▸ Selected passage
** START **
Now consider the chances of someone who has the opposite view changing their mind. It's highly unlikely to happen. That doesn't mean it's impossible, it just means that you'll be wasting your time if or when you try to challenge their beliefs and try to get them to accept your view. You won't accept theirs... so why would they accept yours? Save yourself a lot of agro this Christmas (and in life generally) by having the wisdom not to argue with idiots.

On a recent instagram poll, someone (let's call her Vivien) said that one thing she found stressful about Christmas was all the meat, for she is vegetarian, and she would like her family to be less meat-centric at Christmas. This is a constant source of frustration and disputes. The uncomfortable truth is that Christmas is probably always going to be about meat, cheese, chocolate, alcohol and excess. We can whinge about it all we like, but it's not going to change any time soon.


No matter how hard the vegetarians may try to influence things otherwise, people like Vivien will never be able to change how much meat their family consumes at Christmas so the next best thing she can do is save herself the stress by stopping fighting a losing battle, accept that this is how Christmas is and change how she feels about it. Whatever you can't change, you need to look for all the ways the it is serving you (directly and indirectly). It's not easy but neither is arguing with no chance of winning.


If you're concerned about someone trying to project onto you - BOUNDARIES, people boundaries.


Two things - one is to observe your own reaction to their unwanted intervention and try not to let it bother you. Remember that they probably mean well for you. Know that this is just them being them and you can choose how to react to it.


About arguments:

It takes two in each argument - one to push a button, and another to rise to it. One to instigate, another to respond. If you know that someone is going to try to irritate you:

  • Have the awareness that their aim might be to rile you

  • Have the grace to deflect or agree with them (through gritted teeth if needs be - why bother trying to prove them wrong?)

  • Change the subject

  • Walk away and let them bask in the glory of annoying you. It's their issue, not yours

  • Do you want to be right or have a vaguely pleasant family life?


And on a general note (from someone who hates conflict):

  • Try to remember what you're trying to achieve - is it achievable? If not, fuck it. Move on.

  • If you can achieve it - stay solution focused.

  • Think of how can you get what you want, while they also get what they want.
** END **
▸ Your tasks
1: In the text on handling Christmas conflicts, what does Vivien say she finds stressful about Christmas?
2: Extend the text on handling Christmas conflicts, picking up after its final bullet point.
The lines placed after this text are not needed.

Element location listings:
** START **
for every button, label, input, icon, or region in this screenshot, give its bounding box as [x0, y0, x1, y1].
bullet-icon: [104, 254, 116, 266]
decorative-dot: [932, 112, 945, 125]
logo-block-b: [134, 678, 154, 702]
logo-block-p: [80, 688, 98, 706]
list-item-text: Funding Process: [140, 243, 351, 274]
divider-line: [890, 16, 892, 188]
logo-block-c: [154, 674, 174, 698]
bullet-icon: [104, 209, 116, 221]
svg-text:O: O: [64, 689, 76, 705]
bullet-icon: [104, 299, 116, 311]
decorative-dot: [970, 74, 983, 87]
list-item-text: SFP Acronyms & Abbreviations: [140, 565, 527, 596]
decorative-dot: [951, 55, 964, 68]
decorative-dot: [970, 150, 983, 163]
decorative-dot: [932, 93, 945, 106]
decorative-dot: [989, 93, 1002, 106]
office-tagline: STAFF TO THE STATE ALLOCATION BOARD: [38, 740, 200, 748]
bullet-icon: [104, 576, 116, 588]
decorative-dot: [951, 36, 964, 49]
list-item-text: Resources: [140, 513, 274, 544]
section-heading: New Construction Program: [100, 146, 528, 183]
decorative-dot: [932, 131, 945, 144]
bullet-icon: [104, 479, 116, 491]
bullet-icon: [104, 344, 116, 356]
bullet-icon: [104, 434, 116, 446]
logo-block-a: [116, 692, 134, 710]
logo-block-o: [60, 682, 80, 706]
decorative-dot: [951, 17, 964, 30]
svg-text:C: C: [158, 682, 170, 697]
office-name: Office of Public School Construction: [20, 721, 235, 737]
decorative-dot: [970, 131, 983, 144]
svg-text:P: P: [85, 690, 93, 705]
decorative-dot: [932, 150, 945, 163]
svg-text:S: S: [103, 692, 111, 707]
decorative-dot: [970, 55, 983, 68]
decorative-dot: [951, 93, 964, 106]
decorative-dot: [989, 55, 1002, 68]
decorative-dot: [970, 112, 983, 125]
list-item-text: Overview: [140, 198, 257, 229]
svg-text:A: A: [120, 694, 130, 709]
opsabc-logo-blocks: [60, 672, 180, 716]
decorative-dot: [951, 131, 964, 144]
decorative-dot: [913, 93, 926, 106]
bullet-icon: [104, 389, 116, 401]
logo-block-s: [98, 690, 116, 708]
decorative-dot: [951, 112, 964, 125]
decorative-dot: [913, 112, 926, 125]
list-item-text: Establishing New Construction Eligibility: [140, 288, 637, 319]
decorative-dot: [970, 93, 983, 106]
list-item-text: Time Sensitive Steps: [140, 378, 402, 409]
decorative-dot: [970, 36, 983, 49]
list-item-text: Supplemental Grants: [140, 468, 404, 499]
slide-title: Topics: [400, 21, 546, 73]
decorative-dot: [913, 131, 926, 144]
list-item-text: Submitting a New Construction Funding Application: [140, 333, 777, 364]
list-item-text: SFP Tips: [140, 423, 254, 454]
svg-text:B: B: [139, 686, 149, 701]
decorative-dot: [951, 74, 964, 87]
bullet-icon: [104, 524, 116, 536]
** END **
** START **
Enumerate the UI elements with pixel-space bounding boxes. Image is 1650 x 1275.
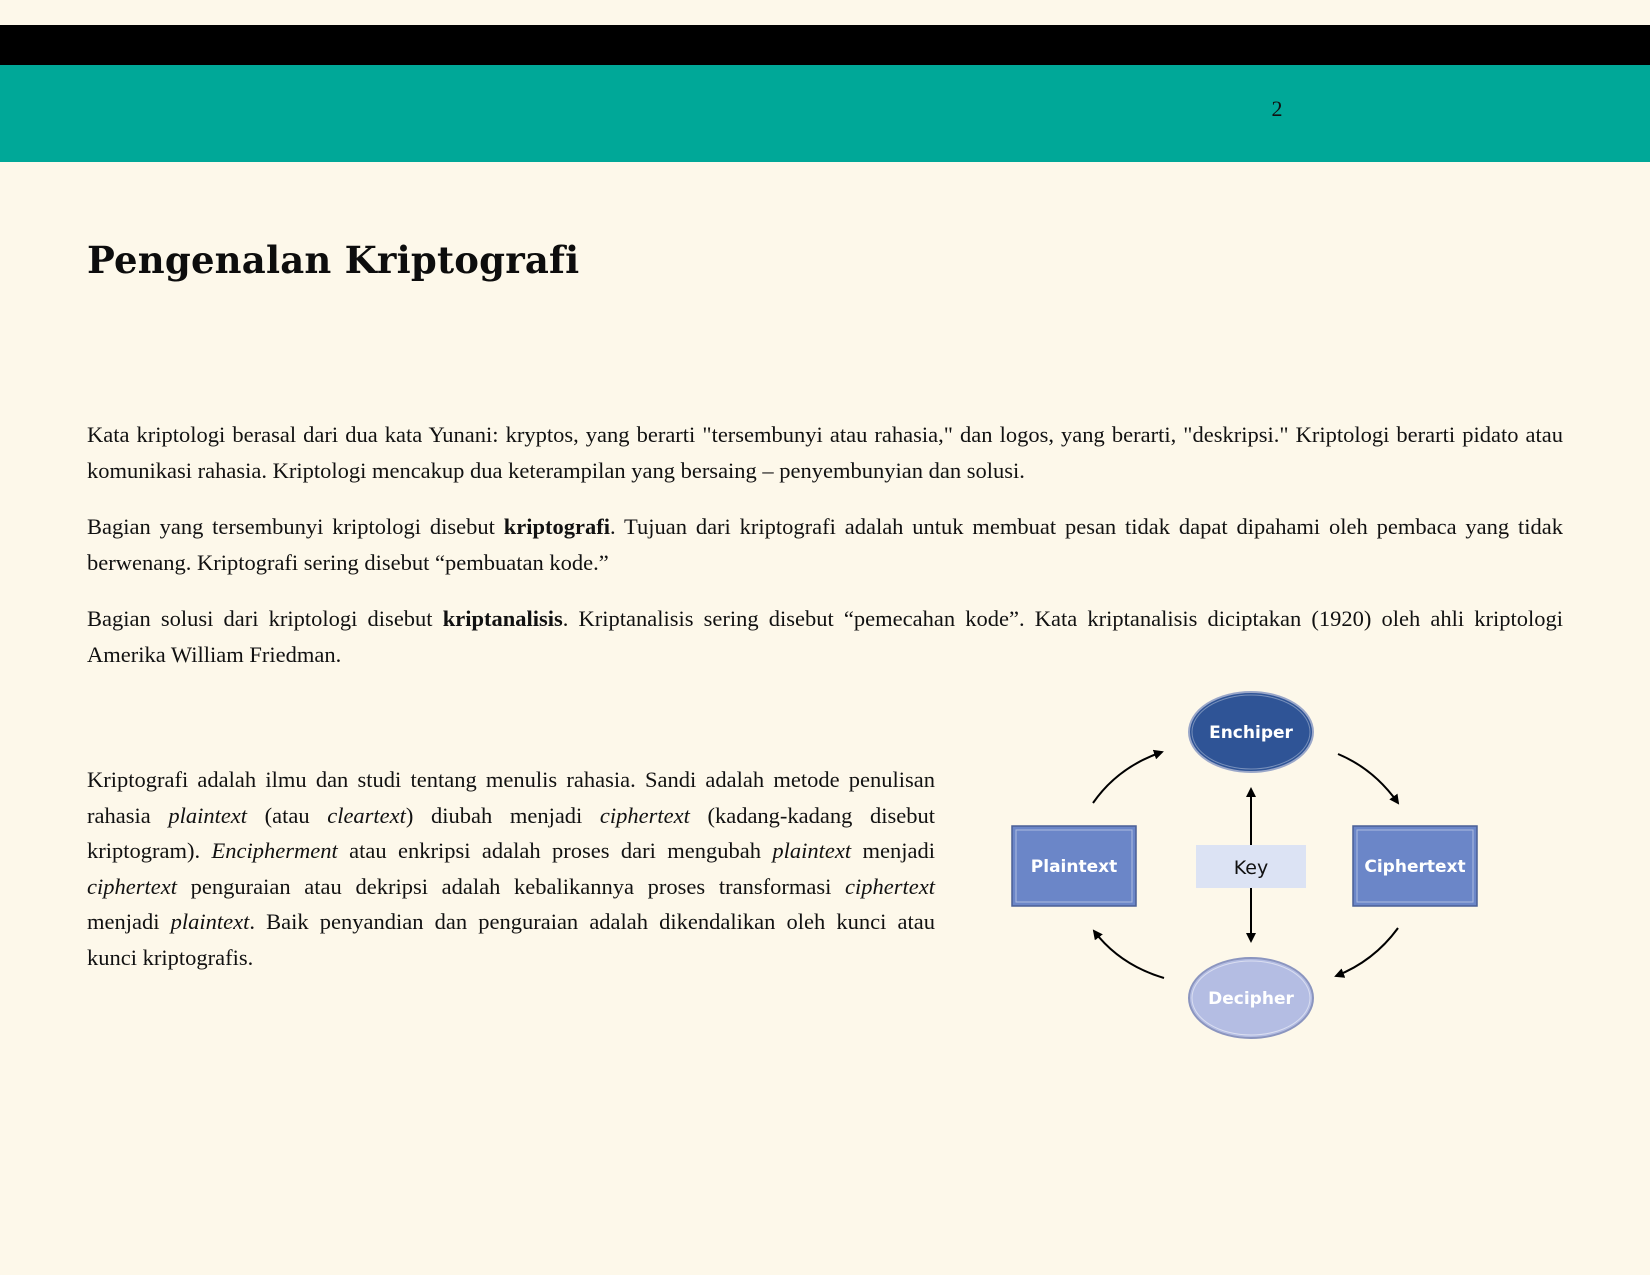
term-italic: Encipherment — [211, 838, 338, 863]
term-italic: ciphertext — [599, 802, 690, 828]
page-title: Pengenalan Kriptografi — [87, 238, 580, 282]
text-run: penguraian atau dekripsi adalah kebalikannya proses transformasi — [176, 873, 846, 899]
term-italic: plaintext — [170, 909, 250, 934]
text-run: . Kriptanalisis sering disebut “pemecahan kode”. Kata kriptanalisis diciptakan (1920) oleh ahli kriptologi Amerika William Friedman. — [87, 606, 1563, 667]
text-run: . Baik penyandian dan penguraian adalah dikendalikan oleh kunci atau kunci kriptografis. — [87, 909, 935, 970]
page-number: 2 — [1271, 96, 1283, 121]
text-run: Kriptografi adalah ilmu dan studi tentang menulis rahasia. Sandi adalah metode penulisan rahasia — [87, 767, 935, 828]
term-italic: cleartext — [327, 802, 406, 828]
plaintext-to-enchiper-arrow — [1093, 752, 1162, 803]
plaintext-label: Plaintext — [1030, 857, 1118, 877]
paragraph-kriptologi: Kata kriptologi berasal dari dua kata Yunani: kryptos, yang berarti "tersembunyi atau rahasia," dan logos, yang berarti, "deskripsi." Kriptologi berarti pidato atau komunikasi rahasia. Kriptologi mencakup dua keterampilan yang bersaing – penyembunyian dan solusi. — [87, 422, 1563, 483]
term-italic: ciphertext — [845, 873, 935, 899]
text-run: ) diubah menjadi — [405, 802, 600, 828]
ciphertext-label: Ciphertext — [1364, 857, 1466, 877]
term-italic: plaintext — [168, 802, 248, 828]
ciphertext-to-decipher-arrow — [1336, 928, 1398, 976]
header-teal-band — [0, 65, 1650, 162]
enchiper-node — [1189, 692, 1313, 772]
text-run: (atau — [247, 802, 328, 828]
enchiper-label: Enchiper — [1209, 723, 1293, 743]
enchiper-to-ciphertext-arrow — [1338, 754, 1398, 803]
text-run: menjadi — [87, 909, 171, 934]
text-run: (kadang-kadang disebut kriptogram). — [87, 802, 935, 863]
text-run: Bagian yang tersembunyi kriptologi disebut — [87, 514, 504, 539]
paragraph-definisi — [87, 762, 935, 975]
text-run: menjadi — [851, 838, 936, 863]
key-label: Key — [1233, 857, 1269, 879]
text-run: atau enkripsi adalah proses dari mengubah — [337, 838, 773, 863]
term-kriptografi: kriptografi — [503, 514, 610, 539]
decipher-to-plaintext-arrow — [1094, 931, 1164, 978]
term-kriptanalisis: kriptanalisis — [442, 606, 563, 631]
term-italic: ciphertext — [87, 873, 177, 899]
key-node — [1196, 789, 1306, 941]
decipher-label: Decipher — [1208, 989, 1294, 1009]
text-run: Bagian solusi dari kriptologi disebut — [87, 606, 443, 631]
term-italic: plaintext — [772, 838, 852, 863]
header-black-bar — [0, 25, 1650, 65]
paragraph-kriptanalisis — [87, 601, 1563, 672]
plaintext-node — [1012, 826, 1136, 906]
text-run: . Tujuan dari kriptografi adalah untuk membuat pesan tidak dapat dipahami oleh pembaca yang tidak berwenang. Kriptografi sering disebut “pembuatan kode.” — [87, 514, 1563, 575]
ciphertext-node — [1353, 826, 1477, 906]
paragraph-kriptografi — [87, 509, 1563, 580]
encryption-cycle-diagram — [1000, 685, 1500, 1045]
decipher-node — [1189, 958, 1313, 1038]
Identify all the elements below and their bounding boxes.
** END **
▸ Per-task outputs
1: All the meat, because she is vegetarian.

2:
3. PEOPLE WE DON'T LIKE


It isn't so much the argument here, but we just don't like them, yet here we are having to play nice because... Christmas. And family peace.


Usually we don't like people who do things we don’t like about ourselves. Or sometimes it's jealousy - they give themselves permission to do things that we don't because we are too caught up in trying to conform to convention and we secretly wish to be free.

Or perhaps there's a desire to be the cleverest, funniest, most helpful, best cook, or most generous present giver. Sometimes just being aware of that can make a difference. But for the purposes of this article, we're going with the most common cause of not liking someone, which is thinking we're better than them.



HOW TO DEAL WITH SOMEONE YOU DON'T LIKE


1. OWN IT. Take the self-righteousness out of it by acknowledging that you're just like them, in your own form. Be very specific about what you don't like. We all have every trait and behaviour, so there's no use being all high and mighty here. It'll only slow down your progress and keep you pissed off.


It takes a lot of self awareness and humility to admit that we have the traits and behaviours we don’t like in someone else. God, it’s uncomfortable. But the truth is, we all have alllll characteristics, traits and behaviours in our own way. Keep stacking up examples until you can see that you're no different from them, that you demonstrate that trait, in your own way, to the same extent, until you can see you're just as bad as they are.


It’s a very humbling experience to acknowledge that we are just like them, in our own form. But when you do, it’s like ‘oh shit, yeah we’re not so different you & I'.

Then you can actually have empathy for them, feel more connected to them, less judgey and more forgiving and generally feel irritated by them a lot less.


2. SEE THE BENEFITS

Now that you've owned it, think of a time when they behaved in the way you hate. Now ask yourself: in that moment and since then, how has it helped you that they behaved that way? What lessons, blessings, advantages did it bring you? None? Nonsense. You're not trying hard enough.


Has it helped you connect with someone else and have a common enemy? How did that connection help you? What has it taught you about life? How has it helped you fulfil what's important to you? Did it make you work harder, earn more money? Watch a movie you enjoyed? Go somewhere fun & interesting (or nap) to get away from them? Did it help you prioritise your time differently? Think of all the ways it served you. When you do, you soften towards them and their behaviour bothers you far less.


The answers are in your subconscious, waiting to be brought into the light - that is enlightenment.


3. BE AWARE OF WHEN THEY WERE THE OPPOSITE. No one is one-sided. As previously discussed, we all have all traits and behaviours, so where and when were they the opposite of how you're judging them? This can be tough, but keep looking until you realise they are 2-sided.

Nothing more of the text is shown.